Aim of the exercise —
Put the listing below into a Markdown table with two columns, Number and Entry, giving each non-blank line its own numbered row. Leave the pictures out.

Material shown —
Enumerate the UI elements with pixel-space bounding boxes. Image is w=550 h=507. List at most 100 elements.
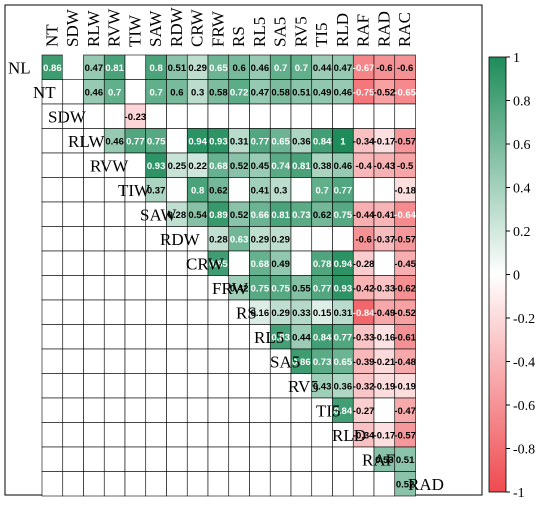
column-label: RLD: [333, 13, 352, 47]
heatmap-cell: [83, 348, 105, 374]
heatmap-cell: [62, 299, 84, 325]
colorbar-tick-label: 0.2: [513, 225, 531, 240]
cell-value-label: -0.62: [394, 283, 416, 294]
cell-value-label: 0.46: [105, 136, 124, 147]
cell-value-label: -0.37: [374, 234, 396, 245]
heatmap-cell: [124, 446, 147, 472]
column-label: RS: [229, 26, 248, 47]
heatmap-cell: [41, 422, 64, 448]
heatmap-cell: [124, 54, 147, 80]
heatmap-cell: [290, 177, 313, 203]
cell-value-label: 0.63: [230, 234, 249, 245]
heatmap-cell: [83, 226, 105, 252]
heatmap-cell: [186, 103, 209, 129]
column-label: RDW: [167, 6, 186, 47]
cell-value-label: 0.55: [292, 283, 311, 294]
heatmap-cell: [186, 373, 209, 399]
cell-value-label: 0.43: [313, 381, 332, 392]
cell-value-label: -0.39: [353, 357, 375, 368]
heatmap-cell: [124, 275, 147, 301]
heatmap-cell: [166, 177, 188, 203]
heatmap-cell: [332, 103, 354, 129]
cell-value-label: -0.19: [394, 381, 416, 392]
heatmap-cell: [103, 373, 126, 399]
heatmap-cell: [83, 422, 105, 448]
row-label: RLW: [68, 132, 105, 151]
heatmap-cell: [228, 103, 250, 129]
cell-value-label: 0.47: [85, 63, 104, 74]
cell-value-label: 0.52: [230, 161, 249, 172]
cell-value-label: 0.93: [209, 136, 228, 147]
heatmap-cell: [41, 446, 64, 472]
cell-value-label: 0.78: [313, 259, 332, 270]
cell-value-label: 0.77: [251, 136, 270, 147]
heatmap-cell: [290, 446, 313, 472]
heatmap-cell: [394, 103, 416, 129]
heatmap-cell: [166, 299, 188, 325]
cell-value-label: -0.33: [353, 332, 375, 343]
cell-value-label: -0.84: [353, 308, 375, 319]
cell-value-label: 0.36: [334, 381, 353, 392]
heatmap-cell: [166, 275, 188, 301]
column-label: RAF: [354, 14, 373, 47]
cell-value-label: 0.44: [292, 332, 311, 343]
heatmap-cell: [249, 348, 271, 374]
heatmap-cell: [103, 324, 126, 350]
cell-value-label: 0.75: [271, 283, 290, 294]
heatmap-cell: [83, 324, 105, 350]
cell-value-label: 0.25: [168, 161, 187, 172]
colorbar-tick-label: -0.2: [513, 312, 535, 327]
heatmap-cell: [166, 128, 188, 154]
colorbar-tick-label: -0.8: [513, 443, 535, 458]
cell-value-label: 0.51: [396, 455, 415, 466]
cell-value-label: 0.62: [313, 210, 332, 221]
row-label: CRW: [186, 254, 225, 273]
heatmap-cell: [249, 373, 271, 399]
cell-value-label: 0.31: [230, 136, 249, 147]
column-labels: NT SDW RLW RVW TIW SAW RDW CRW FRW RS RL5 SA5 RV5 TI5…: [42, 6, 414, 47]
cell-value-label: 0.47: [251, 87, 270, 98]
heatmap-cell: [166, 373, 188, 399]
cell-value-label: -0.34: [353, 430, 375, 441]
cell-value-label: 0.66: [251, 210, 270, 221]
cell-value-label: -0.57: [394, 234, 416, 245]
heatmap-cell: [373, 471, 396, 497]
cell-value-label: 0.3: [274, 185, 287, 196]
heatmap-cell: [124, 299, 147, 325]
cell-value-label: 0.46: [334, 87, 353, 98]
heatmap-cell: [207, 348, 230, 374]
heatmap-cell: [83, 275, 105, 301]
row-label: FRW: [212, 279, 249, 298]
column-label: RVW: [105, 8, 124, 47]
heatmap-cell: [207, 103, 230, 129]
column-label: SDW: [63, 8, 82, 47]
column-label: RAC: [395, 12, 414, 47]
heatmap-cell: [290, 471, 313, 497]
heatmap-cell: [145, 299, 167, 325]
heatmap-cell: [103, 299, 126, 325]
heatmap-cell: [103, 201, 126, 227]
heatmap-cell: [62, 446, 84, 472]
cell-value-label: -0.64: [394, 210, 416, 221]
heatmap-cell: [83, 397, 105, 423]
cell-value-label: 0.7: [274, 63, 287, 74]
heatmap-cell: [249, 446, 271, 472]
heatmap-cell: [124, 226, 147, 252]
row-label: RL5: [254, 328, 284, 347]
cell-value-label: 0.58: [209, 87, 228, 98]
heatmap-cell: [62, 324, 84, 350]
heatmap-cell: [290, 397, 313, 423]
heatmap-cell: [290, 226, 313, 252]
heatmap-cell: [41, 348, 64, 374]
cell-value-label: 0.65: [334, 357, 353, 368]
heatmap-cell: [186, 422, 209, 448]
heatmap-cell: [41, 250, 64, 276]
cell-value-label: 0.52: [396, 479, 415, 490]
cell-value-label: 0.77: [126, 136, 145, 147]
heatmap-cell: [166, 471, 188, 497]
heatmap-cell: [145, 348, 167, 374]
heatmap-cell: [145, 275, 167, 301]
colorbar-tick-label: 0.8: [513, 95, 531, 110]
heatmap-cell: [124, 422, 147, 448]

Solution for this task —
| Number | Entry |
|---|---|
| 1 | Enumerate the UI elements with pixel-space bounding boxes. Image is w=550 h=507. List at most 100 elements. |
| 2 | column-label: RLD: [333, 13, 352, 47] |
| 3 | heatmap-cell: [83, 348, 105, 374] |
| 4 | heatmap-cell: [62, 299, 84, 325] |
| 5 | colorbar-tick-label: 0.2: [513, 225, 531, 240] |
| 6 | cell-value-label: -0.62: [394, 283, 416, 294] |
| 7 | cell-value-label: 0.46: [105, 136, 124, 147] |
| 8 | cell-value-label: -0.37: [374, 234, 396, 245] |
| 9 | heatmap-cell: [124, 446, 147, 472] |
| 10 | column-label: RS: [229, 26, 248, 47] |
| 11 | heatmap-cell: [41, 422, 64, 448] |
| 12 | heatmap-cell: [124, 54, 147, 80] |
| 13 | heatmap-cell: [290, 177, 313, 203] |
| 14 | cell-value-label: 0.63: [230, 234, 249, 245] |
| 15 | heatmap-cell: [83, 226, 105, 252] |
| 16 | heatmap-cell: [186, 103, 209, 129] |
| 17 | column-label: RDW: [167, 6, 186, 47] |
| 18 | cell-value-label: 0.55: [292, 283, 311, 294] |
| 19 | heatmap-cell: [186, 373, 209, 399] |
| 20 | cell-value-label: 0.43: [313, 381, 332, 392] |
| 21 | cell-value-label: -0.39: [353, 357, 375, 368] |
| 22 | heatmap-cell: [124, 275, 147, 301] |
| 23 | heatmap-cell: [166, 177, 188, 203] |
| 24 | heatmap-cell: [332, 103, 354, 129] |
| 25 | cell-value-label: -0.19: [394, 381, 416, 392] |
| 26 | heatmap-cell: [103, 373, 126, 399] |
| 27 | heatmap-cell: [83, 422, 105, 448] |
| 28 | row-label: RLW: [68, 132, 105, 151] |
| 29 | heatmap-cell: [228, 103, 250, 129] |
| 30 | cell-value-label: 0.47: [85, 63, 104, 74] |
| 31 | cell-value-label: 0.52: [230, 161, 249, 172] |
| 32 | cell-value-label: 0.93: [209, 136, 228, 147] |
| 33 | heatmap-cell: [41, 446, 64, 472] |
| 34 | cell-value-label: 0.78: [313, 259, 332, 270] |
| 35 | cell-value-label: 0.77: [251, 136, 270, 147] |
| 36 | heatmap-cell: [290, 446, 313, 472] |
| 37 | heatmap-cell: [394, 103, 416, 129] |
| 38 | heatmap-cell: [166, 299, 188, 325] |
| 39 | cell-value-label: -0.33: [353, 332, 375, 343] |
| 40 | cell-value-label: -0.84: [353, 308, 375, 319] |
| 41 | cell-value-label: 0.36: [334, 381, 353, 392] |
| 42 | heatmap-cell: [166, 275, 188, 301] |
| 43 | column-label: RAF: [354, 14, 373, 47] |
| 44 | cell-value-label: 0.44: [292, 332, 311, 343] |
| 45 | heatmap-cell: [249, 348, 271, 374] |
| 46 | heatmap-cell: [103, 324, 126, 350] |
| 47 | cell-value-label: 0.75: [271, 283, 290, 294] |
| 48 | heatmap-cell: [83, 324, 105, 350] |
| 49 | cell-value-label: 0.25: [168, 161, 187, 172] |
| 50 | colorbar-tick-label: -0.2: [513, 312, 535, 327] |
| 51 | heatmap-cell: [166, 128, 188, 154] |
| 52 | colorbar-tick-label: -0.8: [513, 443, 535, 458] |
| 53 | cell-value-label: 0.51: [396, 455, 415, 466] |
| 54 | cell-value-label: 0.62: [313, 210, 332, 221] |
| 55 | row-label: CRW: [186, 254, 225, 273] |
| 56 | heatmap-cell: [249, 373, 271, 399] |
| 57 | cell-value-label: 0.31: [230, 136, 249, 147] |
| 58 | column-labels: NT SDW RLW RVW TIW SAW RDW CRW FRW RS RL5 SA5 RV5 TI5…: [42, 6, 414, 47] |
| 59 | cell-value-label: 0.47: [251, 87, 270, 98] |
| 60 | heatmap-cell: [166, 373, 188, 399] |
| 61 | cell-value-label: -0.34: [353, 430, 375, 441] |
| 62 | cell-value-label: 0.66: [251, 210, 270, 221] |
| 63 | cell-value-label: -0.57: [394, 234, 416, 245] |
| 64 | heatmap-cell: [373, 471, 396, 497] |
| 65 | cell-value-label: 0.3: [274, 185, 287, 196] |
| 66 | heatmap-cell: [124, 299, 147, 325] |
| 67 | cell-value-label: 0.46: [334, 87, 353, 98] |
| 68 | heatmap-cell: [207, 348, 230, 374] |
| 69 | heatmap-cell: [83, 275, 105, 301] |
| 70 | row-label: FRW: [212, 279, 249, 298] |
| 71 | column-label: RVW: [105, 8, 124, 47] |
| 72 | heatmap-cell: [207, 103, 230, 129] |
| 73 | column-label: SDW: [63, 8, 82, 47] |
| 74 | column-label: RAC: [395, 12, 414, 47] |
| 75 | heatmap-cell: [290, 471, 313, 497] |
| 76 | heatmap-cell: [145, 299, 167, 325] |
| 77 | heatmap-cell: [103, 299, 126, 325] |
| 78 | heatmap-cell: [103, 201, 126, 227] |
| 79 | heatmap-cell: [62, 446, 84, 472] |
| 80 | cell-value-label: -0.64: [394, 210, 416, 221] |
| 81 | heatmap-cell: [83, 397, 105, 423] |
| 82 | cell-value-label: 0.7: [274, 63, 287, 74] |
| 83 | heatmap-cell: [249, 446, 271, 472] |
| 84 | heatmap-cell: [124, 226, 147, 252] |
| 85 | row-label: RL5: [254, 328, 284, 347] |
| 86 | cell-value-label: 0.58: [209, 87, 228, 98] |
| 87 | heatmap-cell: [62, 324, 84, 350] |
| 88 | heatmap-cell: [290, 397, 313, 423] |
| 89 | heatmap-cell: [290, 226, 313, 252] |
| 90 | heatmap-cell: [41, 348, 64, 374] |
| 91 | cell-value-label: 0.65: [334, 357, 353, 368] |
| 92 | heatmap-cell: [186, 422, 209, 448] |
| 93 | heatmap-cell: [41, 250, 64, 276] |
| 94 | cell-value-label: 0.52: [396, 479, 415, 490] |
| 95 | cell-value-label: 0.77: [126, 136, 145, 147] |
| 96 | heatmap-cell: [166, 471, 188, 497] |
| 97 | heatmap-cell: [145, 348, 167, 374] |
| 98 | heatmap-cell: [145, 275, 167, 301] |
| 99 | colorbar-tick-label: 0.8: [513, 95, 531, 110] |
| 100 | heatmap-cell: [124, 422, 147, 448] |